_EXTRACTED DATA_.
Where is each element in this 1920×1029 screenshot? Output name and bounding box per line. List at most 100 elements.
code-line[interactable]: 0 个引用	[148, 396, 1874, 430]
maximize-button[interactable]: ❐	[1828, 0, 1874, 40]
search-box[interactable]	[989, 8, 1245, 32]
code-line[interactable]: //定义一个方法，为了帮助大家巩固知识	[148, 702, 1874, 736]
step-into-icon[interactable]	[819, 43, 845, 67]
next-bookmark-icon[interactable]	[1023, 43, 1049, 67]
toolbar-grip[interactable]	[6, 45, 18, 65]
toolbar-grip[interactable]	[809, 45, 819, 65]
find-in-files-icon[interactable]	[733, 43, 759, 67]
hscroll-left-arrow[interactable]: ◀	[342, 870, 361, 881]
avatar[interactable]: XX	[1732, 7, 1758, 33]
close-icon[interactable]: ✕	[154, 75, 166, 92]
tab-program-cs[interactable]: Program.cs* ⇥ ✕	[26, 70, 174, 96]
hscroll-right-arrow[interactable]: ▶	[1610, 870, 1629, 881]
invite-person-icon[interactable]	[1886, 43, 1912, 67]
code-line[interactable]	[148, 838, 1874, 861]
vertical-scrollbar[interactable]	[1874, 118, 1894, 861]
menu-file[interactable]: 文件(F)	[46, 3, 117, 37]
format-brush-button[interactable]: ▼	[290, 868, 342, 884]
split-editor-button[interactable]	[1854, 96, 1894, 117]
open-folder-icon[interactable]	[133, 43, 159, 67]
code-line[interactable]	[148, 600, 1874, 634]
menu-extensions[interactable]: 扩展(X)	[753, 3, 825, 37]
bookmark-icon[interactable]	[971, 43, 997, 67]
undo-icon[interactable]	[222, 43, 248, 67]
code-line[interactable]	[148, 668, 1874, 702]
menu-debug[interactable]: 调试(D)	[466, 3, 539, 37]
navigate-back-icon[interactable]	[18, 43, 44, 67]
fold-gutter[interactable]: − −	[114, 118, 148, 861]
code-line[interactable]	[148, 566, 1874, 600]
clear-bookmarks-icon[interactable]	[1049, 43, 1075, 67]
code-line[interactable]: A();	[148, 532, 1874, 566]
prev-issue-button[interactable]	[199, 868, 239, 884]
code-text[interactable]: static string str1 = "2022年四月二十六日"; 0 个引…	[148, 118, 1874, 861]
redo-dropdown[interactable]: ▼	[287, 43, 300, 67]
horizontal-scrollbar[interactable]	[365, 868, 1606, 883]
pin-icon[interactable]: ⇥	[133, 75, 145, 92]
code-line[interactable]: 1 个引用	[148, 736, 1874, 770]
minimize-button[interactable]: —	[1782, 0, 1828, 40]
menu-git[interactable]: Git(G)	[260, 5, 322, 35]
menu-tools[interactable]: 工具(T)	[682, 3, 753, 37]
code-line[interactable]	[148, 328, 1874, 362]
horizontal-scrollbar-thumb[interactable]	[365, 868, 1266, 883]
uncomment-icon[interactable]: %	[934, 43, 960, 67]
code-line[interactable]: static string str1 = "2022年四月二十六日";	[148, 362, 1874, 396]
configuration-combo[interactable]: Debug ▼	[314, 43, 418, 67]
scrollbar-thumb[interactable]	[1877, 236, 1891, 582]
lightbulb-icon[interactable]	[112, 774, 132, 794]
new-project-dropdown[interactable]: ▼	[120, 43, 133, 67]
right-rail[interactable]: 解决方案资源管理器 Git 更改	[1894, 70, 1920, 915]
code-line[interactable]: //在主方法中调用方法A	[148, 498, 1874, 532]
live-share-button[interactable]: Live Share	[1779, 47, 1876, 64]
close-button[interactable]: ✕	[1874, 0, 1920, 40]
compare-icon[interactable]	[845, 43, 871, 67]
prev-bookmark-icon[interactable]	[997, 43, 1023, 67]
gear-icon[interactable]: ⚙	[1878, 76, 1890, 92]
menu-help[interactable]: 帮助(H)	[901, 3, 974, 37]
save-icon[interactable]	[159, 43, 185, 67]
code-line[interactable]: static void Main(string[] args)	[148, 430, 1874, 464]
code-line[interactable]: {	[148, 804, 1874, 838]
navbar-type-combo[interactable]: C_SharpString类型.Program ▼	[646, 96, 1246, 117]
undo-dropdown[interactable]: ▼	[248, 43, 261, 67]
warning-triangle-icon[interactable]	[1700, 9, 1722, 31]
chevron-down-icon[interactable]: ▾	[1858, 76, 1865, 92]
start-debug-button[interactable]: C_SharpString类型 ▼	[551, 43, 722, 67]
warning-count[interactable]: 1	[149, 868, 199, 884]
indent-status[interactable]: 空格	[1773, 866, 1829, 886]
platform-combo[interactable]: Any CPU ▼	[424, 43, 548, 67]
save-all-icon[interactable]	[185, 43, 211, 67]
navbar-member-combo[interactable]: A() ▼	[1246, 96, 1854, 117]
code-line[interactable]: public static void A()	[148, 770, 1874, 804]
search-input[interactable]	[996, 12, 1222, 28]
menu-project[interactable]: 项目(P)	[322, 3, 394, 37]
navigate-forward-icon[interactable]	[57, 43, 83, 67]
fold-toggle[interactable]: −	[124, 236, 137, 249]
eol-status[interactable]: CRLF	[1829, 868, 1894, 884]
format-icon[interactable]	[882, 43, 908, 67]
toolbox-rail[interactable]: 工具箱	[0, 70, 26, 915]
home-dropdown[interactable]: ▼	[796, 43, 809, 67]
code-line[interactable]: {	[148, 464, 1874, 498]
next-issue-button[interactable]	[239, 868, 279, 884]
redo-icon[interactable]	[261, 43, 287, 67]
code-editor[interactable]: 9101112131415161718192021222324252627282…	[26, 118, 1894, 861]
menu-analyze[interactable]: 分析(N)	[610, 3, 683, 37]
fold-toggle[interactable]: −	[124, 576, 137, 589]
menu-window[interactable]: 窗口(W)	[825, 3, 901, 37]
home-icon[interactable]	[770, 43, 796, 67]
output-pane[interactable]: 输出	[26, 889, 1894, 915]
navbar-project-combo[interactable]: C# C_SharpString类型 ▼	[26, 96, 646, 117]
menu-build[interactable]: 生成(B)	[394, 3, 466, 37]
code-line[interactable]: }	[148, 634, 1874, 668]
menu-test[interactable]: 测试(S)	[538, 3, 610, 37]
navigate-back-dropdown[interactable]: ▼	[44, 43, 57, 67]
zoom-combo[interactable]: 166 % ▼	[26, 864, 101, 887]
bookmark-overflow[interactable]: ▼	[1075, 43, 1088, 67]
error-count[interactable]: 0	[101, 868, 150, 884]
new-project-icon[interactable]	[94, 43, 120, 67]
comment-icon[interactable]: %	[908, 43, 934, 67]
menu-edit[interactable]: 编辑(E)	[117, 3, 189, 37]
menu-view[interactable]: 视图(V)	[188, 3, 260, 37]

_WRITTEN TASK_.
Copy the records from their start through the line containing "8, 1245, 32]", replacing "bounding box" with "bounding rectangle" and keeping everything else unchanged.

_TASK RESULT_.
Where is each element in this 1920×1029 screenshot? Output name and bounding rectangle per line. List at most 100 elements.
code-line[interactable]: 0 个引用	[148, 396, 1874, 430]
maximize-button[interactable]: ❐	[1828, 0, 1874, 40]
search-box[interactable]	[989, 8, 1245, 32]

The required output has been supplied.